** Begin Data for this exercise **

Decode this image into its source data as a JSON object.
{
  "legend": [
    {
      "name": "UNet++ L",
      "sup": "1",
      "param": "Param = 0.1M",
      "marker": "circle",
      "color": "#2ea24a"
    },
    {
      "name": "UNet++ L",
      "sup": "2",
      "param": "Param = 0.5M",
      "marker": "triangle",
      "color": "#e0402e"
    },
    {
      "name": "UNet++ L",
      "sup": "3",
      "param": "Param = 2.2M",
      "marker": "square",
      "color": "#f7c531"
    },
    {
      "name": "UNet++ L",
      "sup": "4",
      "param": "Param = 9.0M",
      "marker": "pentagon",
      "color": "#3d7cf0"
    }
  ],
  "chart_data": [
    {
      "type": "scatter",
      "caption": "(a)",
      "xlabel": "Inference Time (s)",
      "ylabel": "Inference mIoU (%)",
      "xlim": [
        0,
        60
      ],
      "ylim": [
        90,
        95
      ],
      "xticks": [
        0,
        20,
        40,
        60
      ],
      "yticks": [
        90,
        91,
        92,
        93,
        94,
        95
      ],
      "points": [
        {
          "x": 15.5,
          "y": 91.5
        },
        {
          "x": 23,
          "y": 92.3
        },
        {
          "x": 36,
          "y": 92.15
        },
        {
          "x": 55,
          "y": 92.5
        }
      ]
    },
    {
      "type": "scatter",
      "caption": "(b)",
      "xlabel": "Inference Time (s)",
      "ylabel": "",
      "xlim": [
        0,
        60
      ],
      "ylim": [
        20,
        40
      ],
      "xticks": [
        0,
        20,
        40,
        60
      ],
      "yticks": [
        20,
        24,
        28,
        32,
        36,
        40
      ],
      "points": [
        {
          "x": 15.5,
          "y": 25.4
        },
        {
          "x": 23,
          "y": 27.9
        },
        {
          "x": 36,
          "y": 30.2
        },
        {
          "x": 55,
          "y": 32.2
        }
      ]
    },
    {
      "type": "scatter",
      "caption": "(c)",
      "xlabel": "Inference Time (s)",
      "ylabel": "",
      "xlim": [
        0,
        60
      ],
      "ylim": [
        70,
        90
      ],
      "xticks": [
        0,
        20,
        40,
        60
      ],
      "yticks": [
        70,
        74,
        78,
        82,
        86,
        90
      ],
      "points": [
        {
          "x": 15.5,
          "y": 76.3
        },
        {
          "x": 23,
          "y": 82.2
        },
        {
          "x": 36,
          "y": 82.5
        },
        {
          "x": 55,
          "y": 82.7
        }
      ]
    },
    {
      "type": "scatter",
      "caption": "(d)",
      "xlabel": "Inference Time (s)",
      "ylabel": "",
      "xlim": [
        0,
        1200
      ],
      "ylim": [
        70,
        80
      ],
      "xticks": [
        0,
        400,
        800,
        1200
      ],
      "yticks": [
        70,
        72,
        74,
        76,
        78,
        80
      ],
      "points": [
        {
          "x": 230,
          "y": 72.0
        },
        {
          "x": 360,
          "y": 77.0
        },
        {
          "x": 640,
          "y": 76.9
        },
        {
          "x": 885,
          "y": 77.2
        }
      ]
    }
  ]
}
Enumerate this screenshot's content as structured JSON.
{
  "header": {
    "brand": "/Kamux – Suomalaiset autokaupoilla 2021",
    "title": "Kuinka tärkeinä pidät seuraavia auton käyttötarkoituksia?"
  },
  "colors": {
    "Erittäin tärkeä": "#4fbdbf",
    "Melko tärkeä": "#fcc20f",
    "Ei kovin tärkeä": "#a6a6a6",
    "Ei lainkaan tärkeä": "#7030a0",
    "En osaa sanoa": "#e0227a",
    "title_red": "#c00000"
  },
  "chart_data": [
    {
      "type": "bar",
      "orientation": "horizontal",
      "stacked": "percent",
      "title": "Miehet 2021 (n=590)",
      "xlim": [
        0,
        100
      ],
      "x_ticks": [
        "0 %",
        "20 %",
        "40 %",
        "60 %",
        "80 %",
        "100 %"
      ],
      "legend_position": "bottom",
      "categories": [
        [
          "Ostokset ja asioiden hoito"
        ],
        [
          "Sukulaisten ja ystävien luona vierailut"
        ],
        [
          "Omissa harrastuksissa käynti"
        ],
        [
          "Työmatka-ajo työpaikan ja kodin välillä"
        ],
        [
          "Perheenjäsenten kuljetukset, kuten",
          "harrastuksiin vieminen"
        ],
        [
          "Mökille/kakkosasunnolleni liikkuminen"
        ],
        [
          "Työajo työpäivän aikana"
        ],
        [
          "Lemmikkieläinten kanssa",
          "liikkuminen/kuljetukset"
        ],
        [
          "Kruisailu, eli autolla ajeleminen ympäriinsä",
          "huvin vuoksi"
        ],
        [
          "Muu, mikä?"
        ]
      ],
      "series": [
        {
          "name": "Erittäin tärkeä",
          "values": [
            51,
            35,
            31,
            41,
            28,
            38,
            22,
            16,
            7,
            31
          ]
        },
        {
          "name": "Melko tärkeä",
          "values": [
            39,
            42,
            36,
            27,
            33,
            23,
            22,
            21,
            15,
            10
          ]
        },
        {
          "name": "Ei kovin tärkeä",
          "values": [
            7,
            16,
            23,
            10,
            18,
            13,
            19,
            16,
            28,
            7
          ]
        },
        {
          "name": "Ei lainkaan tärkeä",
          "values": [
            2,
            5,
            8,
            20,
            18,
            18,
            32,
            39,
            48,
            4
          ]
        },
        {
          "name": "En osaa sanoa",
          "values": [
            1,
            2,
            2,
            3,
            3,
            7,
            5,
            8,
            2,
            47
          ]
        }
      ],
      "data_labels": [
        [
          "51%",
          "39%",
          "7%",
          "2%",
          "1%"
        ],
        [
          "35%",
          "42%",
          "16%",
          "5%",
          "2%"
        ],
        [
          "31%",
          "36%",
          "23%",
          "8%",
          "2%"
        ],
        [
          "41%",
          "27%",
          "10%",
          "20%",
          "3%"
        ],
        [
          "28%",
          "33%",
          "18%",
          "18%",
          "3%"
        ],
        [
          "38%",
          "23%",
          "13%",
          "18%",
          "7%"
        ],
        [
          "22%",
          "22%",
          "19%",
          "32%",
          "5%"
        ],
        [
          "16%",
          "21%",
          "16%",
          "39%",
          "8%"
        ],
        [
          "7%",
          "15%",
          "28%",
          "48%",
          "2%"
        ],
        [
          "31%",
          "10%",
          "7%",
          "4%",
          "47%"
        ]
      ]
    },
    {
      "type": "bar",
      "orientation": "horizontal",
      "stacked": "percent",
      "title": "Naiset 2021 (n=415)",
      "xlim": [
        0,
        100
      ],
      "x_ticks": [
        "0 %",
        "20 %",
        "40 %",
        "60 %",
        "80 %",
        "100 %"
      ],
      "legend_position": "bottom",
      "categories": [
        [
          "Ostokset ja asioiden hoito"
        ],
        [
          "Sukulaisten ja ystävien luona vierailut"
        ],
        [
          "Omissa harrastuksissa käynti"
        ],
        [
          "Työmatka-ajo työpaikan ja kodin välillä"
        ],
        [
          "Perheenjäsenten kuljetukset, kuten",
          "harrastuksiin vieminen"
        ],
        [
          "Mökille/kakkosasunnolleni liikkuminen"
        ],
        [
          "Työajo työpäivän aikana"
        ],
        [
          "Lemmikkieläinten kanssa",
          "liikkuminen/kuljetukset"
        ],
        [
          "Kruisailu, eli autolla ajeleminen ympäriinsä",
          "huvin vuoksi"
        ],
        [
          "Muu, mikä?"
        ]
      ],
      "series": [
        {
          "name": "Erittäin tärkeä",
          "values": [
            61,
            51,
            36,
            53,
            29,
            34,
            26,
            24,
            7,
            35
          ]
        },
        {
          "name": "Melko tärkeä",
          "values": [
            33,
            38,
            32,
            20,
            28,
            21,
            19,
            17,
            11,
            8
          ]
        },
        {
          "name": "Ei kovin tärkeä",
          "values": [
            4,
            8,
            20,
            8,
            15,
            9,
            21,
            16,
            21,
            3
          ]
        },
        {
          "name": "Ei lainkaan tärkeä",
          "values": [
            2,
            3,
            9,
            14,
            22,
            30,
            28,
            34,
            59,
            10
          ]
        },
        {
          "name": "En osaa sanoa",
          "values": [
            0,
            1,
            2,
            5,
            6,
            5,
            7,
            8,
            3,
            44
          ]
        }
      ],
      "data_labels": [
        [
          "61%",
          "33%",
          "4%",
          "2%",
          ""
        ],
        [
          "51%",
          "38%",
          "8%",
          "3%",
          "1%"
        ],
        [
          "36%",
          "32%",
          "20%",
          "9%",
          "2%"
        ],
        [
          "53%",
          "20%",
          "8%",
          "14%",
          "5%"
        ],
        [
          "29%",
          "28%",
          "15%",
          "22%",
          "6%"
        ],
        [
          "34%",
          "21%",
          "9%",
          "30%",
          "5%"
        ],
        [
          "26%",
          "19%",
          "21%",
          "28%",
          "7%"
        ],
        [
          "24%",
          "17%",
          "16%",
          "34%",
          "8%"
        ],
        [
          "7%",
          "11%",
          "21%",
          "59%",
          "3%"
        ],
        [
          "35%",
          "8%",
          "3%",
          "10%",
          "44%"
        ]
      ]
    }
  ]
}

** End Data for this exercise **

### Exercise objective
Locate the word "param" in the records above, and return each line that has it.

### Final result
      "param": "Param = 0.1M",
      "param": "Param = 0.5M",
      "param": "Param = 2.2M",
      "param": "Param = 9.0M",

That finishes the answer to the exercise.